▶ TASK
Take every line from the listing below that contains "الحاشية".

== DATA

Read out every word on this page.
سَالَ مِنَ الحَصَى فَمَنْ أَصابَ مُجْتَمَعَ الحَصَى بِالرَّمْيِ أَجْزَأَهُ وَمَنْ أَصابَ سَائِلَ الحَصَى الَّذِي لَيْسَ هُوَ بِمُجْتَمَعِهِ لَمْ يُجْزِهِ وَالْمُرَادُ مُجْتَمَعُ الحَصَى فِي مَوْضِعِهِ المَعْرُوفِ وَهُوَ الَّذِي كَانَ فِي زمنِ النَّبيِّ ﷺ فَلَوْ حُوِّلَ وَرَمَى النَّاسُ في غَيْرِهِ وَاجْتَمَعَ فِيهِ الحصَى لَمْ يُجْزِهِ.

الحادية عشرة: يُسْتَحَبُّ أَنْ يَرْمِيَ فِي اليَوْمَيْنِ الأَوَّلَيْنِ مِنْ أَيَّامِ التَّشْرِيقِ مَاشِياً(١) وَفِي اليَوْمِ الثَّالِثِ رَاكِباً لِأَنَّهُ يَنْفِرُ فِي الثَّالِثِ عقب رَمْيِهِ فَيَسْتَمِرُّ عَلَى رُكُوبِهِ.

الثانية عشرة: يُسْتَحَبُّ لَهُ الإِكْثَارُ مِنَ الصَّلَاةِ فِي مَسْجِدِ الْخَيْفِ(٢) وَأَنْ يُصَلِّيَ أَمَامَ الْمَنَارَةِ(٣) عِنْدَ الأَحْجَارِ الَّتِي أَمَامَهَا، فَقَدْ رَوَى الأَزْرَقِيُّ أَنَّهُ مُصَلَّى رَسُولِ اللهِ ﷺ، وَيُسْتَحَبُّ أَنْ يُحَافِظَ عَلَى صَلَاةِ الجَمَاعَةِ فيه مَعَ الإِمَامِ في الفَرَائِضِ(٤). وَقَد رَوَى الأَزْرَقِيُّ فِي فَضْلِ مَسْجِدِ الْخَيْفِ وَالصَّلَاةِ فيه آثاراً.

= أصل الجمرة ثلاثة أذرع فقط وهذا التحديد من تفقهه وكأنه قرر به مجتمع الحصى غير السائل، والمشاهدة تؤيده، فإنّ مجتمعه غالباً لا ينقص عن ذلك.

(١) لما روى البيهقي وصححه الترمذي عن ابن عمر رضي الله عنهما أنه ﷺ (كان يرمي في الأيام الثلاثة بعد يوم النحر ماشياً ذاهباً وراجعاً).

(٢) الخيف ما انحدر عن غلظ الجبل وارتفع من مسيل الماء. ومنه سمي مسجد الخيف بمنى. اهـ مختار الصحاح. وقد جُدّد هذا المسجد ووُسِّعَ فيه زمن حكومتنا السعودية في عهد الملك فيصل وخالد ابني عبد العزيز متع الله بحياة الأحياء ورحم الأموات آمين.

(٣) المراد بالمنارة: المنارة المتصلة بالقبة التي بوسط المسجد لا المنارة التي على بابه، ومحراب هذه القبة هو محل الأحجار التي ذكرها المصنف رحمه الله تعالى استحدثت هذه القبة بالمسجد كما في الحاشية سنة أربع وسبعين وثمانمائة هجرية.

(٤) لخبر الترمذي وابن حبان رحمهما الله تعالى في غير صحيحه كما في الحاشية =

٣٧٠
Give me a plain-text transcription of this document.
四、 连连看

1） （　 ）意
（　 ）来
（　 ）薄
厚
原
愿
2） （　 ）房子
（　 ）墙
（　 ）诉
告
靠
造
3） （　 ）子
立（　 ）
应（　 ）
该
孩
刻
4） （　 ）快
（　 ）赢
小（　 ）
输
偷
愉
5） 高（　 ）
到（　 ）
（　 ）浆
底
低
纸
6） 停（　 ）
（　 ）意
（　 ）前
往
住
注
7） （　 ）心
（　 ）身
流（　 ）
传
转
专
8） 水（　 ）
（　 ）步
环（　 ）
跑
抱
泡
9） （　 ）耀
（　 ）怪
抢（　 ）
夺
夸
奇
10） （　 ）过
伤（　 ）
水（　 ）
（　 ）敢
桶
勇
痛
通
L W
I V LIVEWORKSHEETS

====

▶ THE RESPONSE
(٣) المراد بالمنارة: المنارة المتصلة بالقبة التي بوسط المسجد لا المنارة التي على بابه، ومحراب هذه القبة هو محل الأحجار التي ذكرها المصنف رحمه الله تعالى استحدثت هذه القبة بالمسجد كما في الحاشية سنة أربع وسبعين وثمانمائة هجرية.
(٤) لخبر الترمذي وابن حبان رحمهما الله تعالى في غير صحيحه كما في الحاشية =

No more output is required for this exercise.